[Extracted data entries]
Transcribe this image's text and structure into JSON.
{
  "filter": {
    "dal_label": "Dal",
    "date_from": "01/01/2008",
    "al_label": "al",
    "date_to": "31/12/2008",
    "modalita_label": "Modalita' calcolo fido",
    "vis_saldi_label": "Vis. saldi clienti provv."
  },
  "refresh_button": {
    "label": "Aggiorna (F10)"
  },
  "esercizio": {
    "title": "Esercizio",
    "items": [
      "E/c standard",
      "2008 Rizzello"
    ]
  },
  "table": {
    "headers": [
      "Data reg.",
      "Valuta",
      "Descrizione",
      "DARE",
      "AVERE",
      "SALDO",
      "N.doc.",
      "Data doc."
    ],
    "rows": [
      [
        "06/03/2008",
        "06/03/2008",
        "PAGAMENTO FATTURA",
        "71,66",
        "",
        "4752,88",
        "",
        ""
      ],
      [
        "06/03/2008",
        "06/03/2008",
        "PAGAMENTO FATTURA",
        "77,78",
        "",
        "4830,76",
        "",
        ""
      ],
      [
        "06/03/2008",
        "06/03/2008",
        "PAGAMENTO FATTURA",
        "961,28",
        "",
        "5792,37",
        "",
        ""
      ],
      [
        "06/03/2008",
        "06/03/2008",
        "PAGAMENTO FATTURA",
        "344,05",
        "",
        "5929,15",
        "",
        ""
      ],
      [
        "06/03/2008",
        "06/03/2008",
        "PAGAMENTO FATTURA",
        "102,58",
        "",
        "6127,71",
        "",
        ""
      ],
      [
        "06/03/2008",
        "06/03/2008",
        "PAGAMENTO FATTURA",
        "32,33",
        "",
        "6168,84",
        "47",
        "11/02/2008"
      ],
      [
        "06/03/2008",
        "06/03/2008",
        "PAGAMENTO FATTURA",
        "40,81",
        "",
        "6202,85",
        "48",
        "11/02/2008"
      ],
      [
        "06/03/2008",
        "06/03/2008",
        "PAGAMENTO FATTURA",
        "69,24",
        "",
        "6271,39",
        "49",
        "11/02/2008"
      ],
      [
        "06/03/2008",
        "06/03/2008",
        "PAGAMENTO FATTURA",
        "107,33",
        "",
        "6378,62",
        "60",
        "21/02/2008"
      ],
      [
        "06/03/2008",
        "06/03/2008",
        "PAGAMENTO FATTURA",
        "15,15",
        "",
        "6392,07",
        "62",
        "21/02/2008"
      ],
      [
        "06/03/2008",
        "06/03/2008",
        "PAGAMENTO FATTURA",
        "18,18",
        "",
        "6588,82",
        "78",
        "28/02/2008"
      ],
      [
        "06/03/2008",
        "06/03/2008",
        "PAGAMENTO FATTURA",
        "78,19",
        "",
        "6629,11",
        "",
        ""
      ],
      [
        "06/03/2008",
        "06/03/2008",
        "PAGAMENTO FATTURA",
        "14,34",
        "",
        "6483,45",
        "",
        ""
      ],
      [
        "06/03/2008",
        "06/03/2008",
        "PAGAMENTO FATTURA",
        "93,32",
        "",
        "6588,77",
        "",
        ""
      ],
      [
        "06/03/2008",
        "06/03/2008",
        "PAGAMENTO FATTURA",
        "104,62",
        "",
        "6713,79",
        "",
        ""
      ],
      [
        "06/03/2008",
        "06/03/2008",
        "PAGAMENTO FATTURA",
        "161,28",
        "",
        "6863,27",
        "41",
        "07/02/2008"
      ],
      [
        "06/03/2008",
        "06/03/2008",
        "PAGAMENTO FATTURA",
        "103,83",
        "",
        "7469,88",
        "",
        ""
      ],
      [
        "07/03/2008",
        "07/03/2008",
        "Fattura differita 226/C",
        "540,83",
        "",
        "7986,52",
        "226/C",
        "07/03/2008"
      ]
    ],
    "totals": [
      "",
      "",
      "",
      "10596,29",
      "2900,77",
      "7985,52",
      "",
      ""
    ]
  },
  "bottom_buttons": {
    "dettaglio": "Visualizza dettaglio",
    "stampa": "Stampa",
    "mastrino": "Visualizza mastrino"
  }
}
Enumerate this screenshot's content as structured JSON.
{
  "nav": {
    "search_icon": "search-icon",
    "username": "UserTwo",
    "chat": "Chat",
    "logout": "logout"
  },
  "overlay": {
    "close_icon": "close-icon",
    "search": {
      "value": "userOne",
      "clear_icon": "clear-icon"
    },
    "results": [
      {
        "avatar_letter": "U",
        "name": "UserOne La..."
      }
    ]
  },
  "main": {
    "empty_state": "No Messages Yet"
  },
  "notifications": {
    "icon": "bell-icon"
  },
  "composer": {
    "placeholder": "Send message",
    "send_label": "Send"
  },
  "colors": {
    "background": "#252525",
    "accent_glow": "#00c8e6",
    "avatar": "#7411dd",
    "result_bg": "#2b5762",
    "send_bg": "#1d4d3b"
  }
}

> Directive
Every line from the one holding "Enumerate this screenshot's" through the final line of the listing must be echoed exactly; leave out all other lines.

> Response to the task
Enumerate this screenshot's content as structured JSON.
{
  "nav": {
    "search_icon": "search-icon",
    "username": "UserTwo",
    "chat": "Chat",
    "logout": "logout"
  },
  "overlay": {
    "close_icon": "close-icon",
    "search": {
      "value": "userOne",
      "clear_icon": "clear-icon"
    },
    "results": [
      {
        "avatar_letter": "U",
        "name": "UserOne La..."
      }
    ]
  },
  "main": {
    "empty_state": "No Messages Yet"
  },
  "notifications": {
    "icon": "bell-icon"
  },
  "composer": {
    "placeholder": "Send message",
    "send_label": "Send"
  },
  "colors": {
    "background": "#252525",
    "accent_glow": "#00c8e6",
    "avatar": "#7411dd",
    "result_bg": "#2b5762",
    "send_bg": "#1d4d3b"
  }
}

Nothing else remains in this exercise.